— start Data shown —

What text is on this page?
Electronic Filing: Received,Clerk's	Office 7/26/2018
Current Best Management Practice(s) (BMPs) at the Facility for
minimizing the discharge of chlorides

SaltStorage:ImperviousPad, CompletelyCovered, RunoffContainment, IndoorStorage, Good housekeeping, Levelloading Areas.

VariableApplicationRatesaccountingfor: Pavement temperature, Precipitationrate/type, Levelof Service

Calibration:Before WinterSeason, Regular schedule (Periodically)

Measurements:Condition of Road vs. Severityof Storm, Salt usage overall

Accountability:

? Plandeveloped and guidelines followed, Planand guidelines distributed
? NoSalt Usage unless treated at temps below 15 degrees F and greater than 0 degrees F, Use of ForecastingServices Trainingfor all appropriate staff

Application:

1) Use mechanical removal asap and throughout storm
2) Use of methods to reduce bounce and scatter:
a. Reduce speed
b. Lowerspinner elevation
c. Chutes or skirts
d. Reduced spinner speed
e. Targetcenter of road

— end Data shown —

= What you are asked to do =
Reproduce the data in its entirety, matching each character.

= Full response =
What text is on this page?
Electronic Filing: Received,Clerk's	Office 7/26/2018
Current Best Management Practice(s) (BMPs) at the Facility for
minimizing the discharge of chlorides

SaltStorage:ImperviousPad, CompletelyCovered, RunoffContainment, IndoorStorage, Good housekeeping, Levelloading Areas.

VariableApplicationRatesaccountingfor: Pavement temperature, Precipitationrate/type, Levelof Service

Calibration:Before WinterSeason, Regular schedule (Periodically)

Measurements:Condition of Road vs. Severityof Storm, Salt usage overall

Accountability:

? Plandeveloped and guidelines followed, Planand guidelines distributed
? NoSalt Usage unless treated at temps below 15 degrees F and greater than 0 degrees F, Use of ForecastingServices Trainingfor all appropriate staff

Application:

1) Use mechanical removal asap and throughout storm
2) Use of methods to reduce bounce and scatter:
a. Reduce speed
b. Lowerspinner elevation
c. Chutes or skirts
d. Reduced spinner speed
e. Targetcenter of road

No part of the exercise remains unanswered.